Set exercise
Which lines below hold the word "Södermanland"? Copy all of them.

═══ Dataset records

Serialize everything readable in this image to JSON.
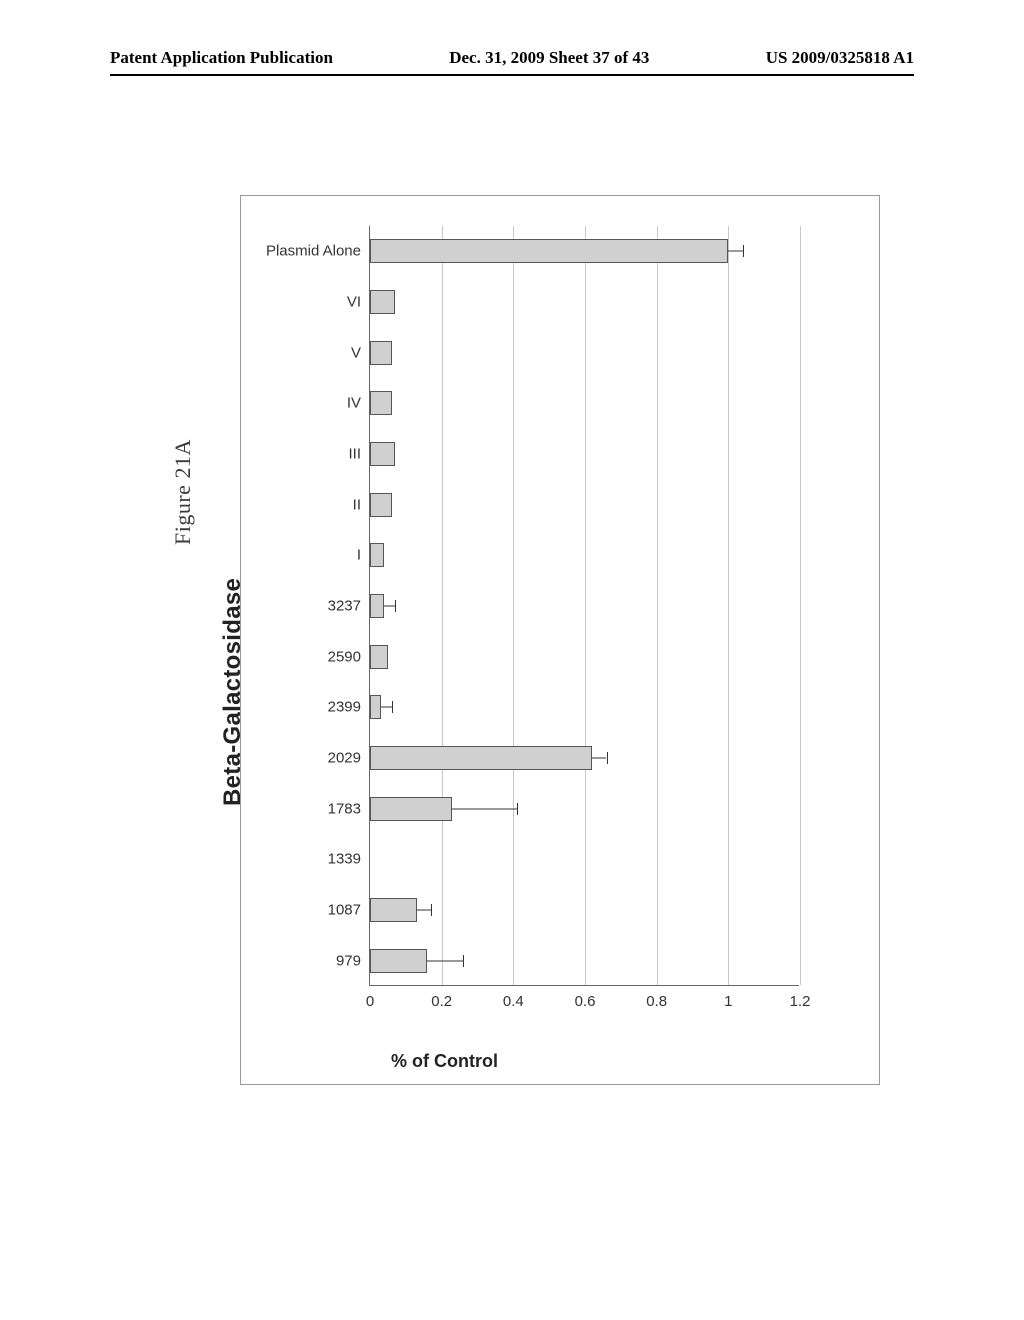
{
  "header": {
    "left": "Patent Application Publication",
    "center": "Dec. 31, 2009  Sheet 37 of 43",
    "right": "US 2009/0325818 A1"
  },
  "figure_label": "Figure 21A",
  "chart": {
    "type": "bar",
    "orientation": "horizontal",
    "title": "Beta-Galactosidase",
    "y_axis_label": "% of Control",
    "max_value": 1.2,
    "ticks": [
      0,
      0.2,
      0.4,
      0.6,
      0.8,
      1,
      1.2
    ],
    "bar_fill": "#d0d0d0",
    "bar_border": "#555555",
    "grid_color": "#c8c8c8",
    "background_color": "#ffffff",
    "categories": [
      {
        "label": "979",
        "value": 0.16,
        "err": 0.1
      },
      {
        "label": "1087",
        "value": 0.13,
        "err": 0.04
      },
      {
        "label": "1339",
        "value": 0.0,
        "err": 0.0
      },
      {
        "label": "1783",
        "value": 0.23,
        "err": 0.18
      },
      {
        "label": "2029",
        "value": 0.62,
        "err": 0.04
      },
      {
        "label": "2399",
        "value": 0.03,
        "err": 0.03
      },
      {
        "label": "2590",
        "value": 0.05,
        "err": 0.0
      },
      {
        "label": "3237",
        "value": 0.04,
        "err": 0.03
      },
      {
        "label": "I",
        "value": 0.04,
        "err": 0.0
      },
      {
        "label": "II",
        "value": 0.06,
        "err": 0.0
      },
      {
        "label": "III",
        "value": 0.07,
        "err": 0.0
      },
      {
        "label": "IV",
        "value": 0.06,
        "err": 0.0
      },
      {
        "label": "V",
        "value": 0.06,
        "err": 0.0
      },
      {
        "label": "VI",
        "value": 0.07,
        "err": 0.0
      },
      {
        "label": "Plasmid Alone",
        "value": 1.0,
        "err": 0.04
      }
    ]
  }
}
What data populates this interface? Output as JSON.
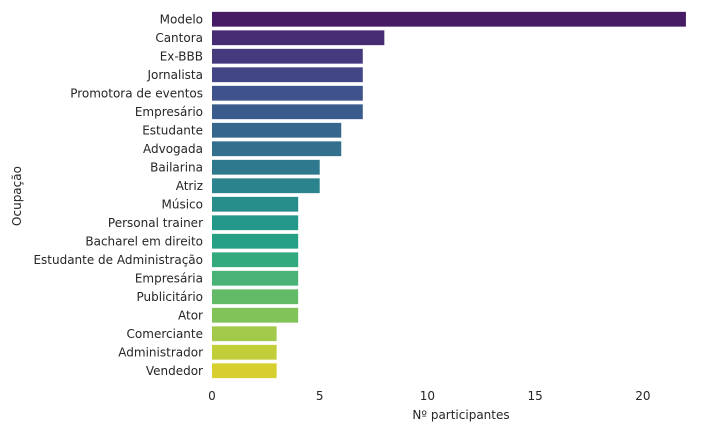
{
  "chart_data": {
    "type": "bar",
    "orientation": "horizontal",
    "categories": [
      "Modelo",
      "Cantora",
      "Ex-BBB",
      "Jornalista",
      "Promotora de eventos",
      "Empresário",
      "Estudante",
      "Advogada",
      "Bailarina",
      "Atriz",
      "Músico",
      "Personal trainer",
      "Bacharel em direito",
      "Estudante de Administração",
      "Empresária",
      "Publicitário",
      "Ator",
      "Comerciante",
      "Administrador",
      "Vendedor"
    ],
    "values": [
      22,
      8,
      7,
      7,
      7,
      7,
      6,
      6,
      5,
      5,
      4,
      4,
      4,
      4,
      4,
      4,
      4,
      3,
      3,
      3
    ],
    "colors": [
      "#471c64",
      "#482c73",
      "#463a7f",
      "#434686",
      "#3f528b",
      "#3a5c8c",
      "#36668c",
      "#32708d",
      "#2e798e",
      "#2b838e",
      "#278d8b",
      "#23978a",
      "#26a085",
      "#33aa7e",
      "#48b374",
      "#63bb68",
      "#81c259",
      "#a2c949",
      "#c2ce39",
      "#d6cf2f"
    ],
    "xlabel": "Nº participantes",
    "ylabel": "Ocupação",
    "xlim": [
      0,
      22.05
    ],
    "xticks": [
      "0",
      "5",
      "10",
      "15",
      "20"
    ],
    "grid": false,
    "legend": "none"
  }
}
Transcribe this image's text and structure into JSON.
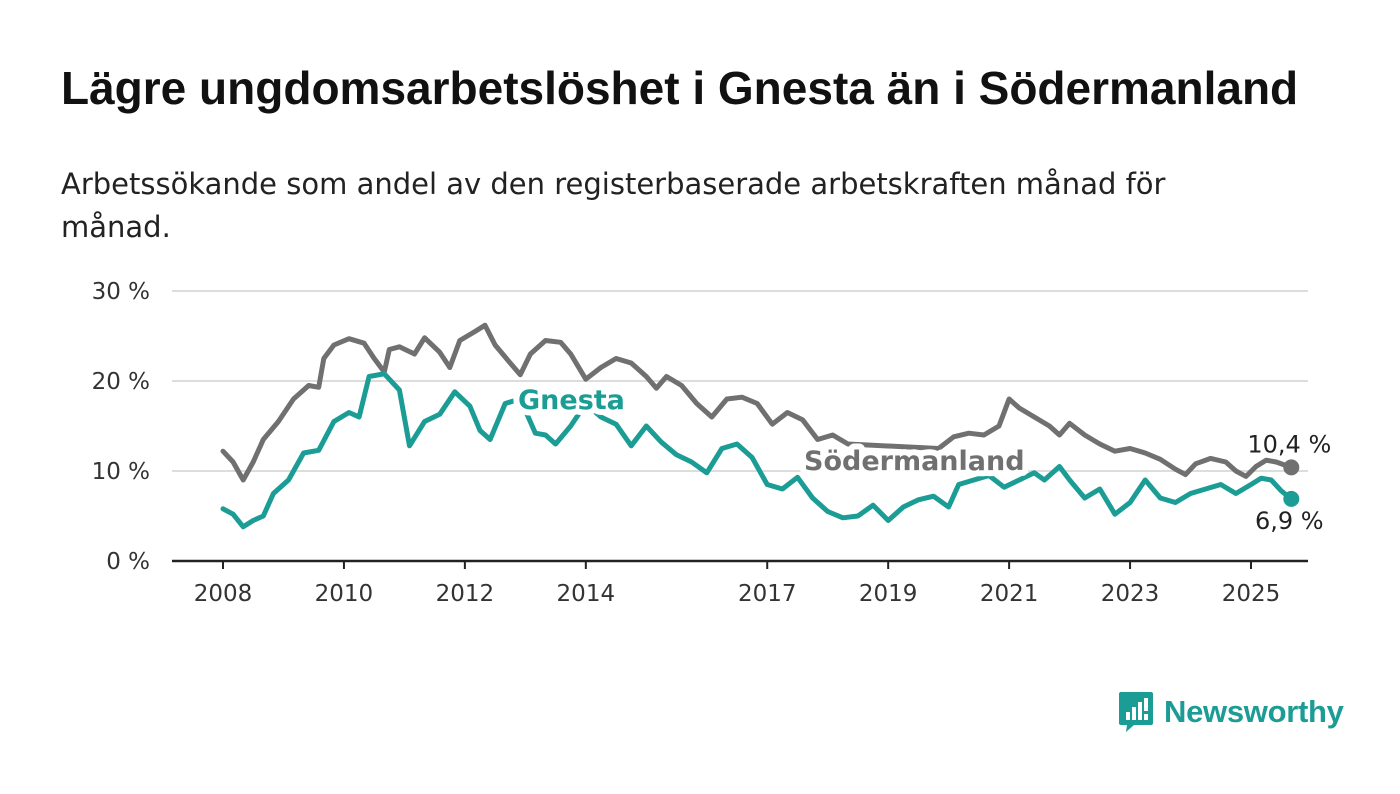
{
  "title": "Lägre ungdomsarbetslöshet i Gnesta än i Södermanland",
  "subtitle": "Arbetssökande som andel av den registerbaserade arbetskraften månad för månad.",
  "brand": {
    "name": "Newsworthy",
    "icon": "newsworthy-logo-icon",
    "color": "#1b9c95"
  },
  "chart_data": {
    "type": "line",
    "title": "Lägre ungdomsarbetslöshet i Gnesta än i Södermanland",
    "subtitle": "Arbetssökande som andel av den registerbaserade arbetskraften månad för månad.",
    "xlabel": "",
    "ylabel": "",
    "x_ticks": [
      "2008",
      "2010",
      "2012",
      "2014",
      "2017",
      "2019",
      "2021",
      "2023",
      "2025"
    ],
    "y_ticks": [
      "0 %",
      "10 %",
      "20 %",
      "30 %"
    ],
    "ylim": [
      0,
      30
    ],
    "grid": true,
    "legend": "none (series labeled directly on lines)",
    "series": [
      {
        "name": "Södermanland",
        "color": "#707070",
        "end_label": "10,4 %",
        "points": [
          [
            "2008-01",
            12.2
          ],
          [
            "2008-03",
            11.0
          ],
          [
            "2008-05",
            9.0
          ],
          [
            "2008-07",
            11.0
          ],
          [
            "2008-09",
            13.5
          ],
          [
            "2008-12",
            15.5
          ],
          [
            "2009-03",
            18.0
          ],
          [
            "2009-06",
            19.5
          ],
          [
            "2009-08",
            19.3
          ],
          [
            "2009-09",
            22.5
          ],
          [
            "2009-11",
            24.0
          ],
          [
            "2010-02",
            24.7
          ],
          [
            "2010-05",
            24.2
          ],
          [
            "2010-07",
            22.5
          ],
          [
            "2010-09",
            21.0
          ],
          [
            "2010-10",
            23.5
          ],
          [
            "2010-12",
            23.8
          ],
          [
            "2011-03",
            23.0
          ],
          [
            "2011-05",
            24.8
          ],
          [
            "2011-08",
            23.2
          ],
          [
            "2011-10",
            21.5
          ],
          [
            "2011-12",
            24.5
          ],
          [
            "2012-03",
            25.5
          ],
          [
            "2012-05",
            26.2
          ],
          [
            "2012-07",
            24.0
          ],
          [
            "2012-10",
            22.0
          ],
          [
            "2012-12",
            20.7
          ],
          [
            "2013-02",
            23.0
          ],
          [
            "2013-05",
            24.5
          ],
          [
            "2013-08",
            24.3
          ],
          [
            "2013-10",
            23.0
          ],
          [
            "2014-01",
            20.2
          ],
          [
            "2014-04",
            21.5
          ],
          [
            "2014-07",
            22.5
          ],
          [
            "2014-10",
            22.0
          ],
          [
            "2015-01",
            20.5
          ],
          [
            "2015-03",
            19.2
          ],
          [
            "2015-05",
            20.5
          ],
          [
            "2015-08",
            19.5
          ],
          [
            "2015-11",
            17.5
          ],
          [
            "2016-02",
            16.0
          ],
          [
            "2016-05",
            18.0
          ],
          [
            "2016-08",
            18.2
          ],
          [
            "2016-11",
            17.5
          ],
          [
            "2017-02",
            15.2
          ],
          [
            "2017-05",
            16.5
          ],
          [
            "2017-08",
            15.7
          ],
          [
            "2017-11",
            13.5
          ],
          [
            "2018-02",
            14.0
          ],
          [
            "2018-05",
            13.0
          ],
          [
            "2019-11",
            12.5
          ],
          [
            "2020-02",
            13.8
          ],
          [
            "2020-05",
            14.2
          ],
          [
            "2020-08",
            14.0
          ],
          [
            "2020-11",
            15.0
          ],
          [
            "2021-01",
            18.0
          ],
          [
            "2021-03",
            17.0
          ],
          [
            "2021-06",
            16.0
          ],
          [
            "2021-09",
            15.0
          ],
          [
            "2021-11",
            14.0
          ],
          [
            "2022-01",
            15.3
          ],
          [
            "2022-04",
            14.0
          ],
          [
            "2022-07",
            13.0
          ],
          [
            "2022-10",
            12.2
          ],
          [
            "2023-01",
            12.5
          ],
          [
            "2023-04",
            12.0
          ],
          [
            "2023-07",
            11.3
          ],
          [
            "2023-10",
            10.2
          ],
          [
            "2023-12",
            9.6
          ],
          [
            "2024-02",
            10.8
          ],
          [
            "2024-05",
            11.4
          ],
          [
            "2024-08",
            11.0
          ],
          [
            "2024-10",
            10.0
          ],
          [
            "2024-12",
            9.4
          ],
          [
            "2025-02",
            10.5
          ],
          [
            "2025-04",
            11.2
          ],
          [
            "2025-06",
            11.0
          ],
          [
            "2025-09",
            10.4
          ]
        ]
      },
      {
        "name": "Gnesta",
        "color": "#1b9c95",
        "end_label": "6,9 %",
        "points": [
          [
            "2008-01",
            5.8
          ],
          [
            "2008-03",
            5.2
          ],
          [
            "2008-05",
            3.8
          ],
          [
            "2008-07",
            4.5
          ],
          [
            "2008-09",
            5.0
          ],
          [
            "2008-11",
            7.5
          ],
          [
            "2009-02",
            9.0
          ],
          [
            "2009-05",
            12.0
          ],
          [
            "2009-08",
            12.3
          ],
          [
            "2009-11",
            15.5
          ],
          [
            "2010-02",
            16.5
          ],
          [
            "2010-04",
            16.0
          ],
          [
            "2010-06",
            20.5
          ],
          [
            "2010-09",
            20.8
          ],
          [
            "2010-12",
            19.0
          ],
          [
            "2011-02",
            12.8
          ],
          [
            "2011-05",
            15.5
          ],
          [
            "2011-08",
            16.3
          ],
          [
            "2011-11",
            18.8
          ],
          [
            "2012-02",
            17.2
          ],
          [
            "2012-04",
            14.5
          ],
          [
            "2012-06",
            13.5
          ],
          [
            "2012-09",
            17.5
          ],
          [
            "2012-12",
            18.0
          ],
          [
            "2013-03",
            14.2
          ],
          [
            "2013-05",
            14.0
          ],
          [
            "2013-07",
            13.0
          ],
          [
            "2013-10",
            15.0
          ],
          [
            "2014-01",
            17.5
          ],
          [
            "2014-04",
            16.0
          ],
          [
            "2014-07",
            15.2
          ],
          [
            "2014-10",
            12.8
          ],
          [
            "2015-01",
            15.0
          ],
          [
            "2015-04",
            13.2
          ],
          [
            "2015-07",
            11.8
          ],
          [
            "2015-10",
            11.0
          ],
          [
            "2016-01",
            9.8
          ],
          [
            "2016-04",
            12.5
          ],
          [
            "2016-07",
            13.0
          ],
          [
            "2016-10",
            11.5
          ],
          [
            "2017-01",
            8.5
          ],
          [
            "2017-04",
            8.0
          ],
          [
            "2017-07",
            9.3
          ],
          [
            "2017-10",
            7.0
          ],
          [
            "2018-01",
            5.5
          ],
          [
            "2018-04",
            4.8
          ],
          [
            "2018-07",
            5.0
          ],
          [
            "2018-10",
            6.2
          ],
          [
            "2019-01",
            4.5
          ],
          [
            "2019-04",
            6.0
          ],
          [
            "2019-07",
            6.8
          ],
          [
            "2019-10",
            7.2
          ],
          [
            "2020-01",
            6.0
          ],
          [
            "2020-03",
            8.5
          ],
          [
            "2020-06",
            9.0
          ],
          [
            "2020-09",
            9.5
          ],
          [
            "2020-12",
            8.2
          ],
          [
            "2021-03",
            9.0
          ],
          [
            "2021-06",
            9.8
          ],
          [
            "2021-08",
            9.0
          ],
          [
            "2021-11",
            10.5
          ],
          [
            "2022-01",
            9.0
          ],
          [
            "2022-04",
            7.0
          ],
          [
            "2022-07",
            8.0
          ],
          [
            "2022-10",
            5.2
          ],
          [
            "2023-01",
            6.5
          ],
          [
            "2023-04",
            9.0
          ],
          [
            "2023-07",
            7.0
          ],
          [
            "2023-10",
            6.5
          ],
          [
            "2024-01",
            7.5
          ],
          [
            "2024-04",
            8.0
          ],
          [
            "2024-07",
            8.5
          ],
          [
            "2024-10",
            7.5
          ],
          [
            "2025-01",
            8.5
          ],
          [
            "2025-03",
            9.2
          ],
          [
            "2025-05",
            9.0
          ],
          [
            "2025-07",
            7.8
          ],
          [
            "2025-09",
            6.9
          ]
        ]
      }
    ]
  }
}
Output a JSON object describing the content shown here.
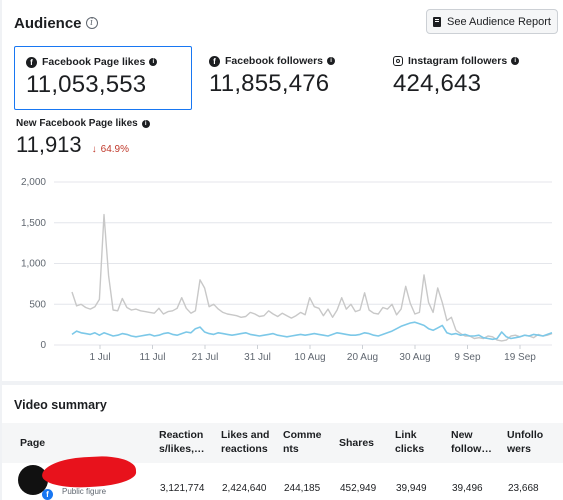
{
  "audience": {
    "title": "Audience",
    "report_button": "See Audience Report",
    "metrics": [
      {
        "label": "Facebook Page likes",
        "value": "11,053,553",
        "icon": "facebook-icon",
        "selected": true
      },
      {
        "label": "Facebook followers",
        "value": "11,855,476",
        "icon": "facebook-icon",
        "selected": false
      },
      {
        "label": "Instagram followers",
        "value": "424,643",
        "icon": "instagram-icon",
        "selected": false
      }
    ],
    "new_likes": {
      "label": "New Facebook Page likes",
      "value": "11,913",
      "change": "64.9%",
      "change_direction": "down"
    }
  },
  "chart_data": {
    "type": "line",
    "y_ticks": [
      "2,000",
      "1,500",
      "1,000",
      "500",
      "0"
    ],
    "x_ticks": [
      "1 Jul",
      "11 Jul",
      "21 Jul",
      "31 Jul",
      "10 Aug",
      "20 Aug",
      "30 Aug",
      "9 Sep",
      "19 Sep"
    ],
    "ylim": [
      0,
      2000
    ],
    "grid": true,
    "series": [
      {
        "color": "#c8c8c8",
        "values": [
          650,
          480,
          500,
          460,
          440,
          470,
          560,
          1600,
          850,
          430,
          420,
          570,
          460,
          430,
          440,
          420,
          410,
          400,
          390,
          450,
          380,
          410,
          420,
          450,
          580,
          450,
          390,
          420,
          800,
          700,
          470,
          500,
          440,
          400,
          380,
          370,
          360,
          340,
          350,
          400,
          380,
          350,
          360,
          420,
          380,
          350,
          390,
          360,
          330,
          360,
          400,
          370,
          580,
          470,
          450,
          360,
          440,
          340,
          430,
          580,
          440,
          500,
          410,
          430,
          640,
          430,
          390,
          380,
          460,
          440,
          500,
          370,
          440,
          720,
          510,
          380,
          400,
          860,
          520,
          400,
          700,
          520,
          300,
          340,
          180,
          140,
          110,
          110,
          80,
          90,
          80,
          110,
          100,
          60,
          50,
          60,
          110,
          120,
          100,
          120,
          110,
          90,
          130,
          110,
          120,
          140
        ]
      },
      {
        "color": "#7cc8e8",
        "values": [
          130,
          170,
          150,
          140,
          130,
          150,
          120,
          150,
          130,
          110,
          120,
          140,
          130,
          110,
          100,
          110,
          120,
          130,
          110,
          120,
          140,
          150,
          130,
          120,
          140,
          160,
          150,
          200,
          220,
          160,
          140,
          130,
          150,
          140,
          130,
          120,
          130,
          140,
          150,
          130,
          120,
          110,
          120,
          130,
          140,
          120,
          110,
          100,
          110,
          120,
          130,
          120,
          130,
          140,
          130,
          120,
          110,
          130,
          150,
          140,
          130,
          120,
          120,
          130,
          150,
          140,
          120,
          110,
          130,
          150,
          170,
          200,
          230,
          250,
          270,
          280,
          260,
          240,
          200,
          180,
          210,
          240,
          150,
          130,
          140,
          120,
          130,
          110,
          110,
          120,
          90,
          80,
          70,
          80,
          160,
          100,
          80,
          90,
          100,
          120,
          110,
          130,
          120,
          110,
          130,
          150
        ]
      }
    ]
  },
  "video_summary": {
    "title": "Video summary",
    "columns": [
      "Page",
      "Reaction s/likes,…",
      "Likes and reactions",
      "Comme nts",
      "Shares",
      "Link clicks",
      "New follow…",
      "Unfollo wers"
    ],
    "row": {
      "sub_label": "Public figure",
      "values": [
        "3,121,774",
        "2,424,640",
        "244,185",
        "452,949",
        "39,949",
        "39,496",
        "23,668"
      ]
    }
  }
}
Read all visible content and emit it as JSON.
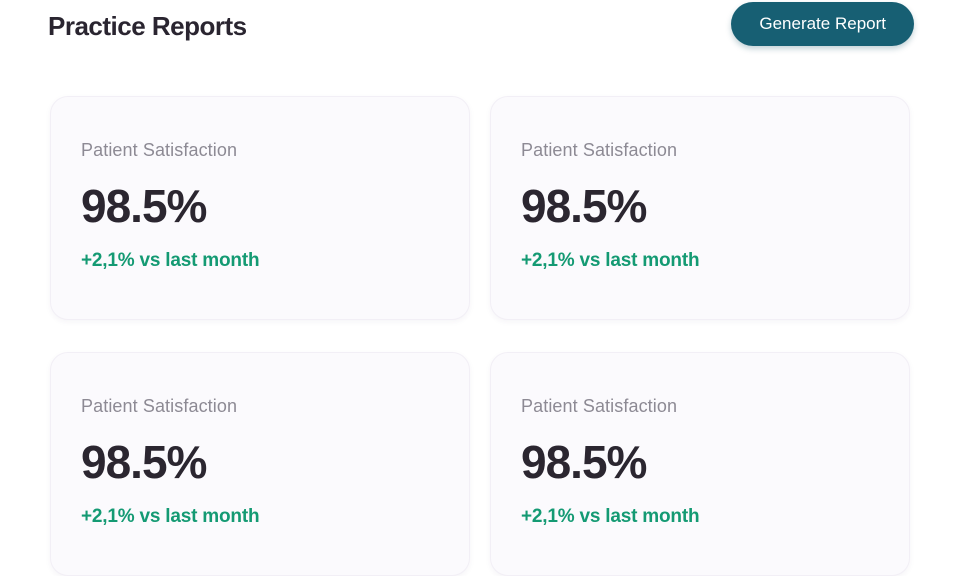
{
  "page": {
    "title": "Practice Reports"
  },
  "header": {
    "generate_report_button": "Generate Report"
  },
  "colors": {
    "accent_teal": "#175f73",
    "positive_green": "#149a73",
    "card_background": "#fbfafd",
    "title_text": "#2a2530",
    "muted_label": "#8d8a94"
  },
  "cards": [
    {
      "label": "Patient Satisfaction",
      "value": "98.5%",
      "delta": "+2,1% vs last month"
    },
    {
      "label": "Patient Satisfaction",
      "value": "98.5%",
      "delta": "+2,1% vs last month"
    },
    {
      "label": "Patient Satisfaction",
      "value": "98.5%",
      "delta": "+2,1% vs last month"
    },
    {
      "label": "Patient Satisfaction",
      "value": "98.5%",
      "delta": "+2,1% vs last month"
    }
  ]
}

══════

Finished exercise
  "title": "Lägre ungdomsarbetslöshet i Gnesta än i Södermanland",
    "title": "Lägre ungdomsarbetslöshet i Gnesta än i Södermanland",
        "name": "Södermanland",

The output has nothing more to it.